> Supplied data
====
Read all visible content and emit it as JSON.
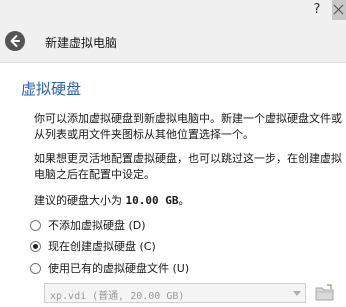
{
  "window": {
    "help_label": "?"
  },
  "header": {
    "title": "新建虚拟电脑"
  },
  "page": {
    "title": "虚拟硬盘",
    "para1": "你可以添加虚拟硬盘到新虚拟电脑中。新建一个虚拟硬盘文件或从列表或用文件夹图标从其他位置选择一个。",
    "para2": "如果想更灵活地配置虚拟硬盘，也可以跳过这一步，在创建虚拟电脑之后在配置中设定。",
    "size_prefix": "建议的硬盘大小为",
    "size_value": "10.00 GB",
    "size_suffix": "。"
  },
  "options": [
    {
      "label": "不添加虚拟硬盘 (D)",
      "checked": false
    },
    {
      "label": "现在创建虚拟硬盘 (C)",
      "checked": true
    },
    {
      "label": "使用已有的虚拟硬盘文件 (U)",
      "checked": false
    }
  ],
  "file_select": {
    "value": "xp.vdi (普通, 20.00 GB)"
  },
  "icons": {
    "back": "back-arrow-icon",
    "close": "close-icon",
    "folder": "folder-icon"
  },
  "colors": {
    "accent_title": "#2a62b6",
    "header_bg": "#f0f0f0"
  }
}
====
> Required task
Pictures are not part of the copy; reproduce everything else in the records exactly.

> Complete response
Read all visible content and emit it as JSON.
{
  "window": {
    "help_label": "?"
  },
  "header": {
    "title": "新建虚拟电脑"
  },
  "page": {
    "title": "虚拟硬盘",
    "para1": "你可以添加虚拟硬盘到新虚拟电脑中。新建一个虚拟硬盘文件或从列表或用文件夹图标从其他位置选择一个。",
    "para2": "如果想更灵活地配置虚拟硬盘，也可以跳过这一步，在创建虚拟电脑之后在配置中设定。",
    "size_prefix": "建议的硬盘大小为",
    "size_value": "10.00 GB",
    "size_suffix": "。"
  },
  "options": [
    {
      "label": "不添加虚拟硬盘 (D)",
      "checked": false
    },
    {
      "label": "现在创建虚拟硬盘 (C)",
      "checked": true
    },
    {
      "label": "使用已有的虚拟硬盘文件 (U)",
      "checked": false
    }
  ],
  "file_select": {
    "value": "xp.vdi (普通, 20.00 GB)"
  },
  "icons": {
    "back": "back-arrow-icon",
    "close": "close-icon",
    "folder": "folder-icon"
  },
  "colors": {
    "accent_title": "#2a62b6",
    "header_bg": "#f0f0f0"
  }
}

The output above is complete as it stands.